-- START STORED ROWS --
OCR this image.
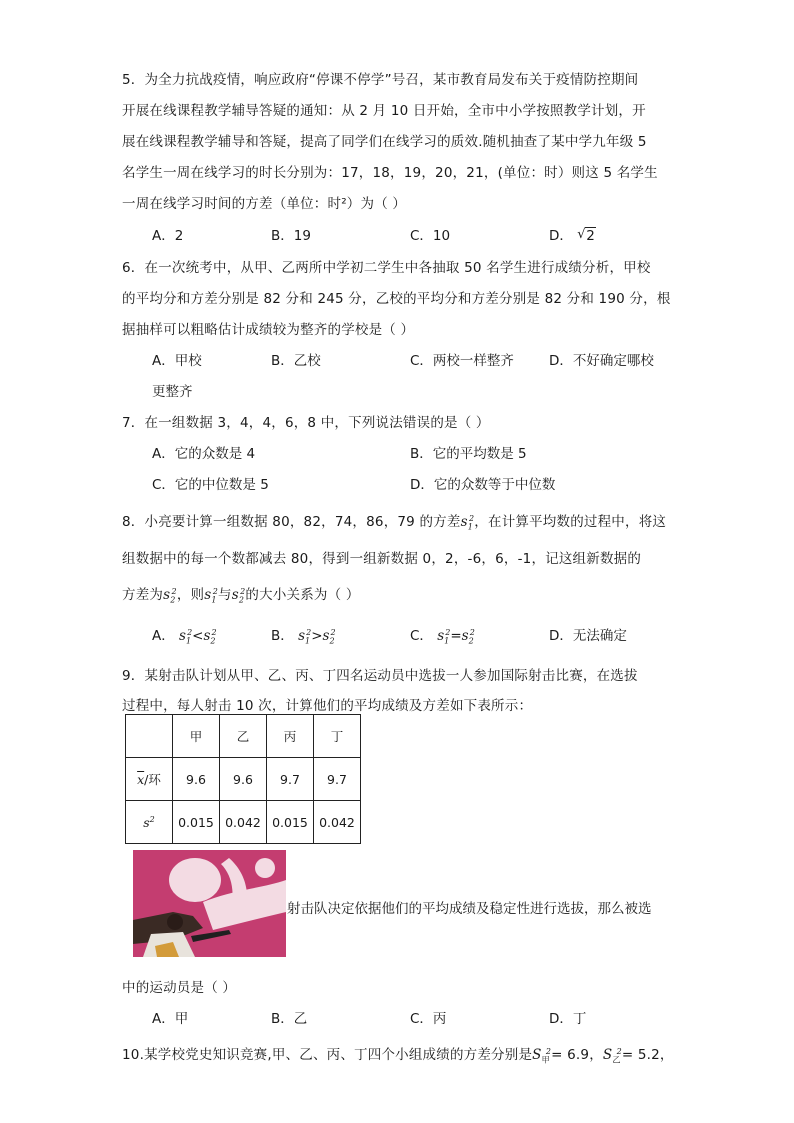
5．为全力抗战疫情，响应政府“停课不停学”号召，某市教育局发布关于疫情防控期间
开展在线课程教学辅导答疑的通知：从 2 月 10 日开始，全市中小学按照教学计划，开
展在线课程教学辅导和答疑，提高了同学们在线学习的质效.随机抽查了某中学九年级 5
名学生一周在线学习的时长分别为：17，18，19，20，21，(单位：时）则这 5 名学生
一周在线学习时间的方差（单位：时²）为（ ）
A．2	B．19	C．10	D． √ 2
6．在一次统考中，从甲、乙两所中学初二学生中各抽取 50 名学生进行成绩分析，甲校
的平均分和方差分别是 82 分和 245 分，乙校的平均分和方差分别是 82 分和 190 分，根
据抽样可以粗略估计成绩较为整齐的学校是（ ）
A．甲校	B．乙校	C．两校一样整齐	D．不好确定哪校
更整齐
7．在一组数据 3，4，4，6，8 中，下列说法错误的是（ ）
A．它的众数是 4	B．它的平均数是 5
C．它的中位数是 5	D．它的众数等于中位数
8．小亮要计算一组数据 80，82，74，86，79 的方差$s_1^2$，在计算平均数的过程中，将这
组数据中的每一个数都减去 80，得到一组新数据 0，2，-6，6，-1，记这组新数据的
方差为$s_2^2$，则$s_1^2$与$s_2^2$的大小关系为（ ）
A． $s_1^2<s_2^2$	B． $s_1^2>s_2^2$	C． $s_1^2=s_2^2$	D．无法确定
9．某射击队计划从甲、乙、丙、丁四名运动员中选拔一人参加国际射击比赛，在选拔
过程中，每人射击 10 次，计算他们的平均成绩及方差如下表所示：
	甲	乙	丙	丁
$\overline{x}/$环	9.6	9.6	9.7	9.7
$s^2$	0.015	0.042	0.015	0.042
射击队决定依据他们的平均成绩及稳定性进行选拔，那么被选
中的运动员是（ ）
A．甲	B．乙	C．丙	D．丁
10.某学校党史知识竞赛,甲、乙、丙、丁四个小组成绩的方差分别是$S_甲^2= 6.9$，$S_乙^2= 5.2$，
-- END STORED ROWS --
» **WHAT THIS TASK INVOLVES**: Repeat every record above exactly, but leave out any pictures.

» **RESULT FOR THIS EXERCISE**:
OCR this image.
5．为全力抗战疫情，响应政府“停课不停学”号召，某市教育局发布关于疫情防控期间
开展在线课程教学辅导答疑的通知：从 2 月 10 日开始，全市中小学按照教学计划，开
展在线课程教学辅导和答疑，提高了同学们在线学习的质效.随机抽查了某中学九年级 5
名学生一周在线学习的时长分别为：17，18，19，20，21，(单位：时）则这 5 名学生
一周在线学习时间的方差（单位：时²）为（ ）
A．2	B．19	C．10	D． √ 2
6．在一次统考中，从甲、乙两所中学初二学生中各抽取 50 名学生进行成绩分析，甲校
的平均分和方差分别是 82 分和 245 分，乙校的平均分和方差分别是 82 分和 190 分，根
据抽样可以粗略估计成绩较为整齐的学校是（ ）
A．甲校	B．乙校	C．两校一样整齐	D．不好确定哪校
更整齐
7．在一组数据 3，4，4，6，8 中，下列说法错误的是（ ）
A．它的众数是 4	B．它的平均数是 5
C．它的中位数是 5	D．它的众数等于中位数
8．小亮要计算一组数据 80，82，74，86，79 的方差$s_1^2$，在计算平均数的过程中，将这
组数据中的每一个数都减去 80，得到一组新数据 0，2，-6，6，-1，记这组新数据的
方差为$s_2^2$，则$s_1^2$与$s_2^2$的大小关系为（ ）
A． $s_1^2<s_2^2$	B． $s_1^2>s_2^2$	C． $s_1^2=s_2^2$	D．无法确定
9．某射击队计划从甲、乙、丙、丁四名运动员中选拔一人参加国际射击比赛，在选拔
过程中，每人射击 10 次，计算他们的平均成绩及方差如下表所示：
	甲	乙	丙	丁
$\overline{x}/$环	9.6	9.6	9.7	9.7
$s^2$	0.015	0.042	0.015	0.042
射击队决定依据他们的平均成绩及稳定性进行选拔，那么被选
中的运动员是（ ）
A．甲	B．乙	C．丙	D．丁
10.某学校党史知识竞赛,甲、乙、丙、丁四个小组成绩的方差分别是$S_甲^2= 6.9$，$S_乙^2= 5.2$，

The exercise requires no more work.